[Stored data]
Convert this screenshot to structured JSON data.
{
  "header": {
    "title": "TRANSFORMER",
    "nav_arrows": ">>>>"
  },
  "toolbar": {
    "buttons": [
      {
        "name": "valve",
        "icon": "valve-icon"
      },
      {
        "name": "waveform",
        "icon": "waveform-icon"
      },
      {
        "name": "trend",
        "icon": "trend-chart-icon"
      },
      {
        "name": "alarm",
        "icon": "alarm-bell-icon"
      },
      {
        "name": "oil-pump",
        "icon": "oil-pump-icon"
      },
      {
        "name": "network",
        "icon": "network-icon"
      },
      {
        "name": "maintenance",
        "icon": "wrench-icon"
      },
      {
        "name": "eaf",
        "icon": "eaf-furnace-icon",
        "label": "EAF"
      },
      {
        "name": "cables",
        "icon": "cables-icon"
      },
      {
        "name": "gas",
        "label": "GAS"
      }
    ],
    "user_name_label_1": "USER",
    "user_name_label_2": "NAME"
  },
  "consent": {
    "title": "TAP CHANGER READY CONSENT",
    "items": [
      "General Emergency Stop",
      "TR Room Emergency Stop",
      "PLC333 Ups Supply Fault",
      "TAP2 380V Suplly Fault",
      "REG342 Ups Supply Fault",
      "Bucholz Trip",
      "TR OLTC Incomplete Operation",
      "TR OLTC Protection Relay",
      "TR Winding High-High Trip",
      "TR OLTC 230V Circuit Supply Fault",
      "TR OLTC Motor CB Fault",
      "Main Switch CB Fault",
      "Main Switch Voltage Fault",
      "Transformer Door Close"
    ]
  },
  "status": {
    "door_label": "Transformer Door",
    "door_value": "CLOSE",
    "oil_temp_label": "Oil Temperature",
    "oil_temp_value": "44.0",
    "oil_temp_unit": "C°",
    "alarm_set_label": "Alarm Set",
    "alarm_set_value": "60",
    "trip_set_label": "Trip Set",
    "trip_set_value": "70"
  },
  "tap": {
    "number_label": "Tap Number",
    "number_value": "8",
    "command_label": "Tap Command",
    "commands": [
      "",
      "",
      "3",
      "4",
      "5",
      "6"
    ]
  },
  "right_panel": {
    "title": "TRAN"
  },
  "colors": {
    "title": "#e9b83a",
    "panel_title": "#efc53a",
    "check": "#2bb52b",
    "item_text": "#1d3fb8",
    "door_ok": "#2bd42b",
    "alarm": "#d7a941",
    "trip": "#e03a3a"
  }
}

...

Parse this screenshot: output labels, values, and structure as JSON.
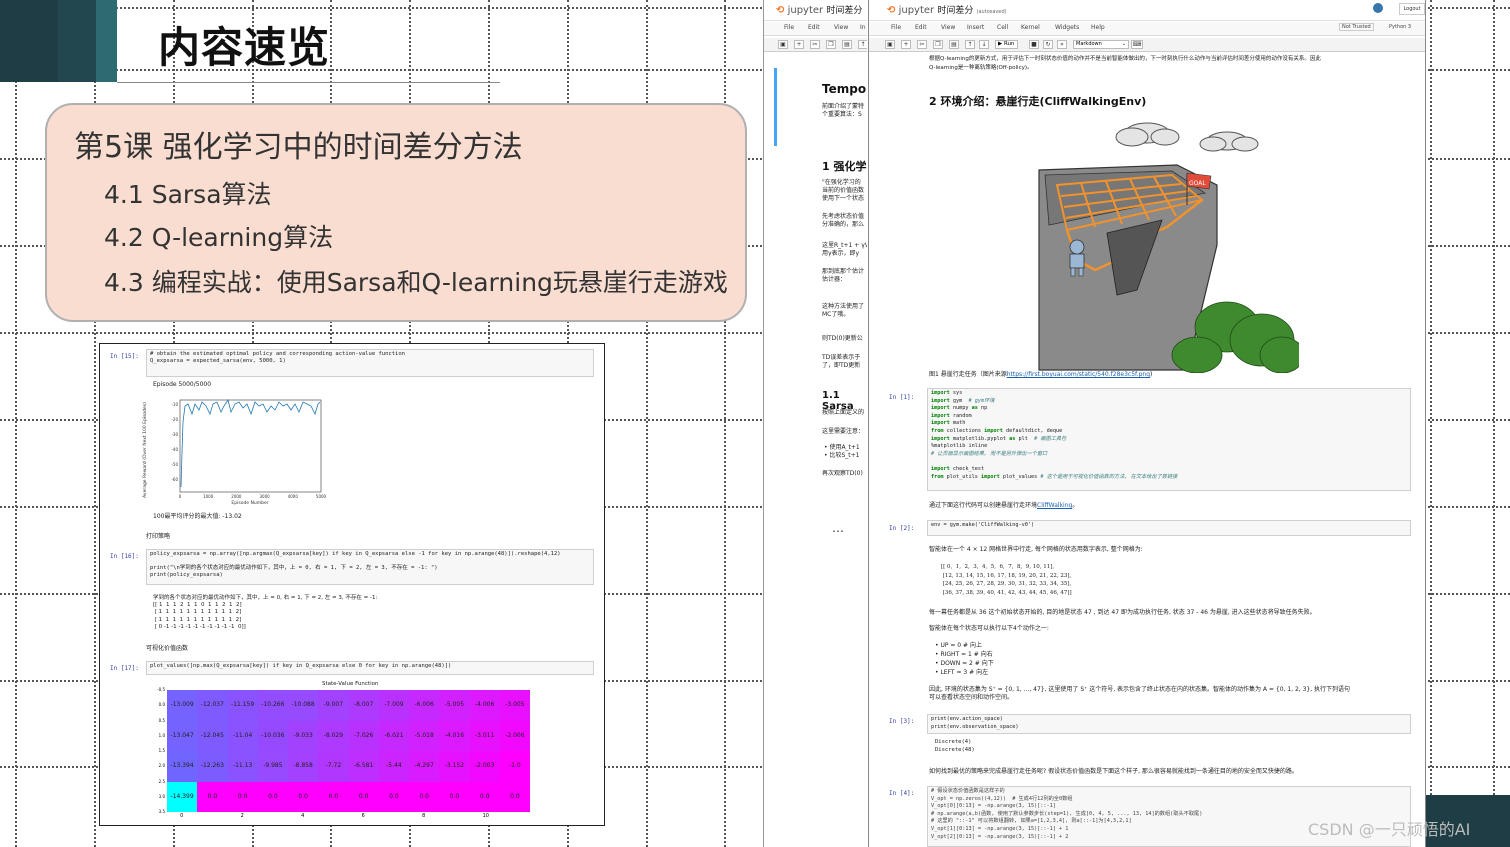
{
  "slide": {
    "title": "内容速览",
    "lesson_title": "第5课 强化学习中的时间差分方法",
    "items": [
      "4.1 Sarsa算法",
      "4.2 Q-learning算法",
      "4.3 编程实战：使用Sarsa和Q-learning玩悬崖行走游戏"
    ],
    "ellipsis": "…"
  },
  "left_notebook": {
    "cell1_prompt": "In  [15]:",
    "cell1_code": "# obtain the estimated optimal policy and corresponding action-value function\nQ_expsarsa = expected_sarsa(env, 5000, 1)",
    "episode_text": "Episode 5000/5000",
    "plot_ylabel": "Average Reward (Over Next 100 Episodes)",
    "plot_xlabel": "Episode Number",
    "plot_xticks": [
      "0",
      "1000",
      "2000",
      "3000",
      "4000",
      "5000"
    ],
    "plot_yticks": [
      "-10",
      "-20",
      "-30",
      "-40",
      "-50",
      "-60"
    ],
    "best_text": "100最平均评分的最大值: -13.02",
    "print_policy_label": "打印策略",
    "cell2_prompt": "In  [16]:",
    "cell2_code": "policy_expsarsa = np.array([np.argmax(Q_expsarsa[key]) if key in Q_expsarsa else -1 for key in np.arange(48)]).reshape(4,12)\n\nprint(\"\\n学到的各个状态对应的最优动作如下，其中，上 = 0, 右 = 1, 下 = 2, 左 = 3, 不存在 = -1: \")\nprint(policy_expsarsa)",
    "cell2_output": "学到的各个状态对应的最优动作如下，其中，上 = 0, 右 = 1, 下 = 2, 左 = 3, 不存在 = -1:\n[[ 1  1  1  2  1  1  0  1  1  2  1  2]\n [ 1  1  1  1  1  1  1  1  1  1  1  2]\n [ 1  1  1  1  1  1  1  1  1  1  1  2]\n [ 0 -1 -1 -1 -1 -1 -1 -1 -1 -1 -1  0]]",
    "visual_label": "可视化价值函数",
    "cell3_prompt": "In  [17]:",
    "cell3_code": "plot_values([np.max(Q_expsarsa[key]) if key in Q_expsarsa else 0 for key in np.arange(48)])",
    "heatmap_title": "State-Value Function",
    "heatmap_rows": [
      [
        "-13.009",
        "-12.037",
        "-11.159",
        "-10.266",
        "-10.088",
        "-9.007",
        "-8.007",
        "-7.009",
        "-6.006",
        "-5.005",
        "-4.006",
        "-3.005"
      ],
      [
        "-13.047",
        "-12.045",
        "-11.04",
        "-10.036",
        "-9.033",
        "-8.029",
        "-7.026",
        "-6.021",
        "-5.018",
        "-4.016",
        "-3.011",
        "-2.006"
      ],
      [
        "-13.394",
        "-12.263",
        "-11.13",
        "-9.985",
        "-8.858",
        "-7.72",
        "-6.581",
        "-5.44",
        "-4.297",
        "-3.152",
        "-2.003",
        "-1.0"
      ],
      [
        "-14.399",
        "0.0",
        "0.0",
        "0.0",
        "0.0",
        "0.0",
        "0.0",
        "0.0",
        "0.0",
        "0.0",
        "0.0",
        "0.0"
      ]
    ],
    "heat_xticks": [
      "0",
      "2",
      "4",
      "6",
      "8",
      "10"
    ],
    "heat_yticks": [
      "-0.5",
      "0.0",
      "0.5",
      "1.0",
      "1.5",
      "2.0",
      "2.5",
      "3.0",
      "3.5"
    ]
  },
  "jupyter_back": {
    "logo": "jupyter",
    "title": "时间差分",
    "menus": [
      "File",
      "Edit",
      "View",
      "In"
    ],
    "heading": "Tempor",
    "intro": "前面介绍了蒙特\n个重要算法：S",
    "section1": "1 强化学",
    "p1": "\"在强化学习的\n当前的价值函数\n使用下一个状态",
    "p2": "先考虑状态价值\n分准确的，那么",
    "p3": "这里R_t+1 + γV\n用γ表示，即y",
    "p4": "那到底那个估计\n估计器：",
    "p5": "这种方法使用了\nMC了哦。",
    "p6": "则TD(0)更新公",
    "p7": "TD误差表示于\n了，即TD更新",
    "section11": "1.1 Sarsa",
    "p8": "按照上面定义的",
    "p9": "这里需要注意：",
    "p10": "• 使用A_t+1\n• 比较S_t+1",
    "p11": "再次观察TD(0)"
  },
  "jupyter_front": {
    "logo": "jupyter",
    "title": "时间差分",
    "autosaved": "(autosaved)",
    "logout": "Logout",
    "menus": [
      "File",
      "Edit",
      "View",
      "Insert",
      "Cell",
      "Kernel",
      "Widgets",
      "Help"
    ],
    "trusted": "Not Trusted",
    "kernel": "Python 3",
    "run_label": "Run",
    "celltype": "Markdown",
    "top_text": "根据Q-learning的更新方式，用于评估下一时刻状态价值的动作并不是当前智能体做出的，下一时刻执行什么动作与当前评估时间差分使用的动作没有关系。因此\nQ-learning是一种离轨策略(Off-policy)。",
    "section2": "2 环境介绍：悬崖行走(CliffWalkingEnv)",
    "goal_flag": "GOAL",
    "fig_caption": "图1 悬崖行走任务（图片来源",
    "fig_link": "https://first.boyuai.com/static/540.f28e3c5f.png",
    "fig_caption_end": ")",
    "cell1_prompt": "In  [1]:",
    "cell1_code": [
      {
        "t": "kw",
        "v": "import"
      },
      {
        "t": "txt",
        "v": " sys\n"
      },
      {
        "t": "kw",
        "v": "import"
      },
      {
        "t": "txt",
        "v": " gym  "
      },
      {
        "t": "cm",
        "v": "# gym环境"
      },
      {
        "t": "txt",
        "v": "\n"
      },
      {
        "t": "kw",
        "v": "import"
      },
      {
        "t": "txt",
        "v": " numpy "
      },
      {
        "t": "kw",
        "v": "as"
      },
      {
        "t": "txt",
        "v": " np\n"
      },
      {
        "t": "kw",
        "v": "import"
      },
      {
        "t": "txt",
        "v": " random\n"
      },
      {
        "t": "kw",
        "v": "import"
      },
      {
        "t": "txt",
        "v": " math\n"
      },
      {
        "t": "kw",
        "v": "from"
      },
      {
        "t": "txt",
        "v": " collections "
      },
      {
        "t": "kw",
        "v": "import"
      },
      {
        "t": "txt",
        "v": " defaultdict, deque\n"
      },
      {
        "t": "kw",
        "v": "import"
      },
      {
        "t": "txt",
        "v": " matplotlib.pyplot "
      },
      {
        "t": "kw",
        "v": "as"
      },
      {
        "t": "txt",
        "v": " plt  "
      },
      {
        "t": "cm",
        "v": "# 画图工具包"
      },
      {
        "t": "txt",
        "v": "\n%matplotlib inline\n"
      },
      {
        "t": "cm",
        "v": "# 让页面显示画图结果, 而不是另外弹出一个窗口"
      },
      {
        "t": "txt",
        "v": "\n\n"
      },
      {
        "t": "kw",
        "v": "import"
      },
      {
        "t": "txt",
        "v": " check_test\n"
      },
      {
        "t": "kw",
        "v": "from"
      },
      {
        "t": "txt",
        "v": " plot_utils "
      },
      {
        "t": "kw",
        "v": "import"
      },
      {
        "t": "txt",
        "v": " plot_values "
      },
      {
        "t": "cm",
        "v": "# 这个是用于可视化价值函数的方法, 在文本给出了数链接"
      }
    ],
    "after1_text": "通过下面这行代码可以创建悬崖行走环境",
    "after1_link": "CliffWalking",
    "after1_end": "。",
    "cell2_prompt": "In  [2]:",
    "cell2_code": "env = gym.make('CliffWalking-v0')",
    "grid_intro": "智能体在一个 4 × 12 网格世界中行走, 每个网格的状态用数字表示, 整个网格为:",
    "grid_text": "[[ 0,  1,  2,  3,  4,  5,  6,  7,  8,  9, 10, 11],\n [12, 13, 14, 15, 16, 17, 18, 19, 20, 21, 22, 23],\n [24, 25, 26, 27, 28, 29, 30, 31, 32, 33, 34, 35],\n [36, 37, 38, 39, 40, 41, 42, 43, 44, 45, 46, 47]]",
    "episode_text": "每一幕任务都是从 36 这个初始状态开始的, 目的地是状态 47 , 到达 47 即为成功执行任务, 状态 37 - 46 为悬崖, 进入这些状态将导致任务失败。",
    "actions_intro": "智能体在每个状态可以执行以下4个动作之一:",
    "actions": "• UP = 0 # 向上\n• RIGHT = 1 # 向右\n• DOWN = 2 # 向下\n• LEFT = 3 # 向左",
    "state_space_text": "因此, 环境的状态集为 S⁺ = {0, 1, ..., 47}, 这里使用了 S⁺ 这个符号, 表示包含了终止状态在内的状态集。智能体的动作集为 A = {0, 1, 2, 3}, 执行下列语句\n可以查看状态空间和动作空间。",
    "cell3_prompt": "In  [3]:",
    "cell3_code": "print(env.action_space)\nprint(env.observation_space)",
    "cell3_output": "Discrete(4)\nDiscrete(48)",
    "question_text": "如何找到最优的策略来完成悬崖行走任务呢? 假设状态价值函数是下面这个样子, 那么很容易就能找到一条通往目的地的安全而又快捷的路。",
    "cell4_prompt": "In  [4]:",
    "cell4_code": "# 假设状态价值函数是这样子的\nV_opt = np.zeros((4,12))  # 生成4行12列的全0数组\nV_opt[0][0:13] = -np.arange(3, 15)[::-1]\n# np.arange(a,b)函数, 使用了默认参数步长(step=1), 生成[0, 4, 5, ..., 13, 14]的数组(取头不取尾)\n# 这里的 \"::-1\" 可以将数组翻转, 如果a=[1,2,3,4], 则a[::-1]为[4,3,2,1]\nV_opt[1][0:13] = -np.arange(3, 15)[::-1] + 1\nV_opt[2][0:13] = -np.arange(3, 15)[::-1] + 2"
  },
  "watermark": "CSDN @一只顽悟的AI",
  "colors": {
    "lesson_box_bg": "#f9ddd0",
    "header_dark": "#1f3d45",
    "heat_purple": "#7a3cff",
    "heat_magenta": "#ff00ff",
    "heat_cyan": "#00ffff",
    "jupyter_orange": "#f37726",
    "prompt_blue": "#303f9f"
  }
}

• TASK DETAILS: In the entries above, find each line with the word "screenshot" and show it.

• ANSWER TO THE EXERCISE:
Convert this screenshot to structured JSON data.
Parse this screenshot: output labels, values, and structure as JSON.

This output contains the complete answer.